Selected passage →
+-------+
It is uncertain to say if there is discrimination because the variables are endogenous to the number of arrests. The number of arrests in the better model from the previous question does not necessarily explain discrimination because prior convictions and total time assumes you've done prison time. In addition, it does not seem to test for racial discrimination but conviction discrimination.
# Question 4
```{r}
data(mroz, package='wooldridge')
## a) Estimate the model using a linear regression. Interpret the coefficients. Make sure you use robust standard errors.
model <- lm(inlf ~ educ+exper+I(exper^2)+huswage+kidslt6, mroz)
knitr::kable(coeftest(model, vcov=vcovHC)[,])
```
We can't correctly interpret the coefficients because there is no understanding in the model with linear regression.
## b) Explain the benefits of estimating the model by logit and/or probit in this case
When the independent variable is a binary variable, using logit and/or profit allows for easier interpretations of the model.
```{r}
## c) Estimate the model using the logit method. Interpret the results
logit_model <- glm(inlf ~ educ+exper+I(exper^2)+huswage+kidslt6, mroz, family = binomial(link=logit))
knitr::kable(summary(logit_model)$coef)
```
Women with one more year of education, same experience, husband wage, and children younger than 6, on average, have 4% more likely to be in the labour force than women not in the labour force. Women with one more year of experience, same education, husband wage, and children younger than 6, on average, have 4% more likely to be in the labor force than women not in the labour force. Women in the labour have 1% lower husband wage, with same experience, education, and children younger than 6, on average, than women not in the labour force. Women with one more child younger than the age of 6, are 16% less likely to be in the labour force, with same experience, husband wage, and education, on average, than women not in the labour force.
+-------+
List of tasks →
(a) In the econometrics exercise, turn the paragraph beginning "Women with one more year of education" into a short bulleted list that keeps its main facts.
(b) According to the econometrics exercise, how much less likely to be in the labour force are women with one more child younger than 6?
+-------+
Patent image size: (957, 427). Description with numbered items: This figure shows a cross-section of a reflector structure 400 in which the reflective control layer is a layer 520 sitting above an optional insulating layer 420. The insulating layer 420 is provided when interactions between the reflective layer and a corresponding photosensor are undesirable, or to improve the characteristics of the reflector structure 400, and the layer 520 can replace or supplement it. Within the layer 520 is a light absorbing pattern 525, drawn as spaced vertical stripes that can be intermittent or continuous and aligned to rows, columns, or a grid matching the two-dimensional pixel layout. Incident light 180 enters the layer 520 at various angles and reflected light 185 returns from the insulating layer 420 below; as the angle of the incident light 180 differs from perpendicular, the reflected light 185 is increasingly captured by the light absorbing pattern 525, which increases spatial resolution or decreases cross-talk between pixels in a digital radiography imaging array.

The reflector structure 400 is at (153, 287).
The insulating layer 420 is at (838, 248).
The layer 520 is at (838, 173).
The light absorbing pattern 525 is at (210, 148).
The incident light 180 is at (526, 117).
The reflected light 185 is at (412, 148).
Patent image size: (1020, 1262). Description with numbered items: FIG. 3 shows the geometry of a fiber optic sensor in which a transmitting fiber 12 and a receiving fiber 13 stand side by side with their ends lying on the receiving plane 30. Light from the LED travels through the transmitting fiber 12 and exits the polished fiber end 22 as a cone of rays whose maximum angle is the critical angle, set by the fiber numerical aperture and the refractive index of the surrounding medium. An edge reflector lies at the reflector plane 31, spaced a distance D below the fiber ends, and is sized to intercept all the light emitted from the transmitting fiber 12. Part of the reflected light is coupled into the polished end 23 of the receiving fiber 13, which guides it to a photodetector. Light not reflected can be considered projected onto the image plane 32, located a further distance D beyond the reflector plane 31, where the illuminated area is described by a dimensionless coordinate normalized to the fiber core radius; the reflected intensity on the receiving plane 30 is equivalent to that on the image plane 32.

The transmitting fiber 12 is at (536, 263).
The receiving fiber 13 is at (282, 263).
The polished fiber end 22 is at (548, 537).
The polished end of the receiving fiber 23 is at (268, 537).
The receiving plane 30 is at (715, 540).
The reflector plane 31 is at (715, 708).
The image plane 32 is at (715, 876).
+-------+
Task-by-task outputs →
(a)
Each comparison holds the other variables equal, on average, against women not in the labour force:
- One more year of education: 4% more likely to be in the labour force.
- One more year of experience: 4% more likely to be in the labor force.
- Women in the labour force: 1% lower husband wage.
- One more child younger than 6: 16% less likely to be in the labour force.

(b) They are 16% less likely to be in the labour force.